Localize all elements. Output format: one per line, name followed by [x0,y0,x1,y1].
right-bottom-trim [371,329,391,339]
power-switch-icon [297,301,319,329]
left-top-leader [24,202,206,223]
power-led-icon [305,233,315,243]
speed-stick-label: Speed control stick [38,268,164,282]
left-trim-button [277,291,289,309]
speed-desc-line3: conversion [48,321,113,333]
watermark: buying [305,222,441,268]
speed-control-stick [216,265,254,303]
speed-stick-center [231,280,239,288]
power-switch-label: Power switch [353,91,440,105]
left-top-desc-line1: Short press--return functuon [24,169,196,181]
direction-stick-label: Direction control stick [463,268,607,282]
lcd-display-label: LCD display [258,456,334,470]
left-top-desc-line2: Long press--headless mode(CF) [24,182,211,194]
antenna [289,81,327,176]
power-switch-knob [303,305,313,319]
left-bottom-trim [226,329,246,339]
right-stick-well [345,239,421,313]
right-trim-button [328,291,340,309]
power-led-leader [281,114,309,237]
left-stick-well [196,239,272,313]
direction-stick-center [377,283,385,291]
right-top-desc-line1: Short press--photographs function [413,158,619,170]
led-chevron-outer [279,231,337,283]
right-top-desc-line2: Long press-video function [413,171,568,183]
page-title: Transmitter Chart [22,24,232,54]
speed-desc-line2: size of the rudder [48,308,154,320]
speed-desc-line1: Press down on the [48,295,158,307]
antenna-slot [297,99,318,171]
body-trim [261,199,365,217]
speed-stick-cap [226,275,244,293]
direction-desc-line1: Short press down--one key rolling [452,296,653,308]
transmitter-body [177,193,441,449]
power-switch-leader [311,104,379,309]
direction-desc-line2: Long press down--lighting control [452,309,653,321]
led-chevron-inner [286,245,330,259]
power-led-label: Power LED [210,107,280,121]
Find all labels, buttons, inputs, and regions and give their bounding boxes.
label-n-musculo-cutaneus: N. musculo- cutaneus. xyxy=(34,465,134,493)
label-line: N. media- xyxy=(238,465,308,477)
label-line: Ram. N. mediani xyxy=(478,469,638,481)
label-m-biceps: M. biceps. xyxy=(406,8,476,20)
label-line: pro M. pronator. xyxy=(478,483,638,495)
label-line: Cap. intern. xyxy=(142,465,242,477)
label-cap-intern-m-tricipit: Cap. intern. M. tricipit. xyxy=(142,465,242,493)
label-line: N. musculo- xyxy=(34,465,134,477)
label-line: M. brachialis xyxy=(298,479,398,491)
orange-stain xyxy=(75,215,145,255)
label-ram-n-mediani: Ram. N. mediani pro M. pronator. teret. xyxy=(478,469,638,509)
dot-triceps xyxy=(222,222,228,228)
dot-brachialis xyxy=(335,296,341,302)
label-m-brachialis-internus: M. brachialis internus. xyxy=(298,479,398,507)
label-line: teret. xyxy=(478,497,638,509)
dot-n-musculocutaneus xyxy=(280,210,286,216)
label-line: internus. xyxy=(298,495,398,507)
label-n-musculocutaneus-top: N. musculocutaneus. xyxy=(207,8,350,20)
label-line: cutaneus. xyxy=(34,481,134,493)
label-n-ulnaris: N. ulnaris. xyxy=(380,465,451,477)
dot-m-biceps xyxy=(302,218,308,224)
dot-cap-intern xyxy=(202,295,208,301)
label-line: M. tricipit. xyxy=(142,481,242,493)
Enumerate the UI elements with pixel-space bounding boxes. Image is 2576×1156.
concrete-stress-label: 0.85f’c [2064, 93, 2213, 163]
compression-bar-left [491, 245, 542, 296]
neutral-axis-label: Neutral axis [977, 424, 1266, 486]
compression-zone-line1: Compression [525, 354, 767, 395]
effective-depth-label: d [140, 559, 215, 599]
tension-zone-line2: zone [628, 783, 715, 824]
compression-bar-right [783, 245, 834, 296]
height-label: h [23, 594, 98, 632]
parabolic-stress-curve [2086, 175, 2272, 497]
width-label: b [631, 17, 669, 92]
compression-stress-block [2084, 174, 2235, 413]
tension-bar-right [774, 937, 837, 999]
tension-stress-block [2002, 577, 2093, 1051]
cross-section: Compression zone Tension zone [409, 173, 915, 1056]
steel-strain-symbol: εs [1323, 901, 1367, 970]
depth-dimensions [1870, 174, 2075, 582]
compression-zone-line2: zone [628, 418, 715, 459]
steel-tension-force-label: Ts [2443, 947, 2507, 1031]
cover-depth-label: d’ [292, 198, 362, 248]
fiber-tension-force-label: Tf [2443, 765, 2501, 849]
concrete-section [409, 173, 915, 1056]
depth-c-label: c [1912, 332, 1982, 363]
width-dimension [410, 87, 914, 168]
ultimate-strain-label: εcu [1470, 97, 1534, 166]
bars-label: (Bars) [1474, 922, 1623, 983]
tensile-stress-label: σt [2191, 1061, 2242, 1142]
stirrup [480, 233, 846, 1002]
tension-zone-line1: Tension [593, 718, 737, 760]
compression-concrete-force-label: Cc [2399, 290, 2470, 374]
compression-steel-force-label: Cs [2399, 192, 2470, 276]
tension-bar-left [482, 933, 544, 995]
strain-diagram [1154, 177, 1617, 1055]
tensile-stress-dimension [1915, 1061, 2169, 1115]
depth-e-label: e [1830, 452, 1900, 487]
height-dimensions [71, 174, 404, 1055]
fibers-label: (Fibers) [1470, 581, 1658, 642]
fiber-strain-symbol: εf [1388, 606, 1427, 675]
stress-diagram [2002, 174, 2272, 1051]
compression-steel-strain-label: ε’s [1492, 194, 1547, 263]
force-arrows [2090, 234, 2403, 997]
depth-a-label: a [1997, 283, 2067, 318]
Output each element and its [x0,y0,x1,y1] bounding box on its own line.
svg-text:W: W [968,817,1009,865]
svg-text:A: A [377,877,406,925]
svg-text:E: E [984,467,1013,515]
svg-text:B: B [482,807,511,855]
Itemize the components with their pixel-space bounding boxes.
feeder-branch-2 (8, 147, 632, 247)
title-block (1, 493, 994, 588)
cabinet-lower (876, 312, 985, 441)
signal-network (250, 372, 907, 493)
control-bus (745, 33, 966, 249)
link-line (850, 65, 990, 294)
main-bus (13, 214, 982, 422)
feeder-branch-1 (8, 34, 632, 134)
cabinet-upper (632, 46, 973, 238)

------------------------------

Exercise prompt: Reproduce all of the data above line by line, without changing a single character.

Answer to the task:
Localize all elements. Output format: one per line, name followed by [x0,y0,x1,y1].
right-bottom-trim [371,329,391,339]
power-switch-icon [297,301,319,329]
left-top-leader [24,202,206,223]
power-led-icon [305,233,315,243]
speed-stick-label: Speed control stick [38,268,164,282]
left-trim-button [277,291,289,309]
speed-desc-line3: conversion [48,321,113,333]
watermark: buying [305,222,441,268]
speed-control-stick [216,265,254,303]
speed-stick-center [231,280,239,288]
power-switch-label: Power switch [353,91,440,105]
left-top-desc-line1: Short press--return functuon [24,169,196,181]
direction-stick-label: Direction control stick [463,268,607,282]
lcd-display-label: LCD display [258,456,334,470]
left-top-desc-line2: Long press--headless mode(CF) [24,182,211,194]
antenna [289,81,327,176]
power-switch-knob [303,305,313,319]
left-bottom-trim [226,329,246,339]
right-stick-well [345,239,421,313]
right-trim-button [328,291,340,309]
power-led-leader [281,114,309,237]
left-stick-well [196,239,272,313]
direction-stick-center [377,283,385,291]
right-top-desc-line1: Short press--photographs function [413,158,619,170]
led-chevron-outer [279,231,337,283]
right-top-desc-line2: Long press-video function [413,171,568,183]
page-title: Transmitter Chart [22,24,232,54]
speed-desc-line2: size of the rudder [48,308,154,320]
speed-desc-line1: Press down on the [48,295,158,307]
antenna-slot [297,99,318,171]
body-trim [261,199,365,217]
speed-stick-cap [226,275,244,293]
direction-desc-line1: Short press down--one key rolling [452,296,653,308]
transmitter-body [177,193,441,449]
power-switch-leader [311,104,379,309]
direction-desc-line2: Long press down--lighting control [452,309,653,321]
led-chevron-inner [286,245,330,259]
power-led-label: Power LED [210,107,280,121]
Find all labels, buttons, inputs, and regions and give their bounding boxes.
label-n-musculo-cutaneus: N. musculo- cutaneus. xyxy=(34,465,134,493)
label-line: N. media- xyxy=(238,465,308,477)
label-line: Ram. N. mediani xyxy=(478,469,638,481)
label-m-biceps: M. biceps. xyxy=(406,8,476,20)
label-line: pro M. pronator. xyxy=(478,483,638,495)
label-line: Cap. intern. xyxy=(142,465,242,477)
label-cap-intern-m-tricipit: Cap. intern. M. tricipit. xyxy=(142,465,242,493)
label-line: N. musculo- xyxy=(34,465,134,477)
label-line: M. brachialis xyxy=(298,479,398,491)
orange-stain xyxy=(75,215,145,255)
label-ram-n-mediani: Ram. N. mediani pro M. pronator. teret. xyxy=(478,469,638,509)
dot-triceps xyxy=(222,222,228,228)
dot-brachialis xyxy=(335,296,341,302)
label-m-brachialis-internus: M. brachialis internus. xyxy=(298,479,398,507)
label-line: teret. xyxy=(478,497,638,509)
dot-n-musculocutaneus xyxy=(280,210,286,216)
label-line: internus. xyxy=(298,495,398,507)
label-n-musculocutaneus-top: N. musculocutaneus. xyxy=(207,8,350,20)
label-line: cutaneus. xyxy=(34,481,134,493)
label-n-ulnaris: N. ulnaris. xyxy=(380,465,451,477)
dot-m-biceps xyxy=(302,218,308,224)
dot-cap-intern xyxy=(202,295,208,301)
label-line: M. tricipit. xyxy=(142,481,242,493)
Enumerate the UI elements with pixel-space bounding boxes. Image is 2576×1156.
concrete-stress-label: 0.85f’c [2064, 93, 2213, 163]
compression-bar-left [491, 245, 542, 296]
neutral-axis-label: Neutral axis [977, 424, 1266, 486]
compression-zone-line1: Compression [525, 354, 767, 395]
effective-depth-label: d [140, 559, 215, 599]
tension-zone-line2: zone [628, 783, 715, 824]
compression-bar-right [783, 245, 834, 296]
height-label: h [23, 594, 98, 632]
parabolic-stress-curve [2086, 175, 2272, 497]
width-label: b [631, 17, 669, 92]
compression-stress-block [2084, 174, 2235, 413]
tension-bar-right [774, 937, 837, 999]
tension-stress-block [2002, 577, 2093, 1051]
cross-section: Compression zone Tension zone [409, 173, 915, 1056]
steel-strain-symbol: εs [1323, 901, 1367, 970]
depth-dimensions [1870, 174, 2075, 582]
compression-zone-line2: zone [628, 418, 715, 459]
steel-tension-force-label: Ts [2443, 947, 2507, 1031]
cover-depth-label: d’ [292, 198, 362, 248]
fiber-tension-force-label: Tf [2443, 765, 2501, 849]
concrete-section [409, 173, 915, 1056]
depth-c-label: c [1912, 332, 1982, 363]
width-dimension [410, 87, 914, 168]
ultimate-strain-label: εcu [1470, 97, 1534, 166]
bars-label: (Bars) [1474, 922, 1623, 983]
tensile-stress-label: σt [2191, 1061, 2242, 1142]
stirrup [480, 233, 846, 1002]
tension-zone-line1: Tension [593, 718, 737, 760]
compression-concrete-force-label: Cc [2399, 290, 2470, 374]
compression-steel-force-label: Cs [2399, 192, 2470, 276]
tension-bar-left [482, 933, 544, 995]
strain-diagram [1154, 177, 1617, 1055]
tensile-stress-dimension [1915, 1061, 2169, 1115]
depth-e-label: e [1830, 452, 1900, 487]
height-dimensions [71, 174, 404, 1055]
fibers-label: (Fibers) [1470, 581, 1658, 642]
fiber-strain-symbol: εf [1388, 606, 1427, 675]
stress-diagram [2002, 174, 2272, 1051]
compression-steel-strain-label: ε’s [1492, 194, 1547, 263]
force-arrows [2090, 234, 2403, 997]
depth-a-label: a [1997, 283, 2067, 318]
Output each element and its [x0,y0,x1,y1] bounding box on its own line.
svg-text:W: W [968,817,1009,865]
svg-text:A: A [377,877,406,925]
svg-text:E: E [984,467,1013,515]
svg-text:B: B [482,807,511,855]
Itemize the components with their pixel-space bounding boxes.
feeder-branch-2 (8, 147, 632, 247)
title-block (1, 493, 994, 588)
cabinet-lower (876, 312, 985, 441)
signal-network (250, 372, 907, 493)
control-bus (745, 33, 966, 249)
link-line (850, 65, 990, 294)
main-bus (13, 214, 982, 422)
feeder-branch-1 (8, 34, 632, 134)
cabinet-upper (632, 46, 973, 238)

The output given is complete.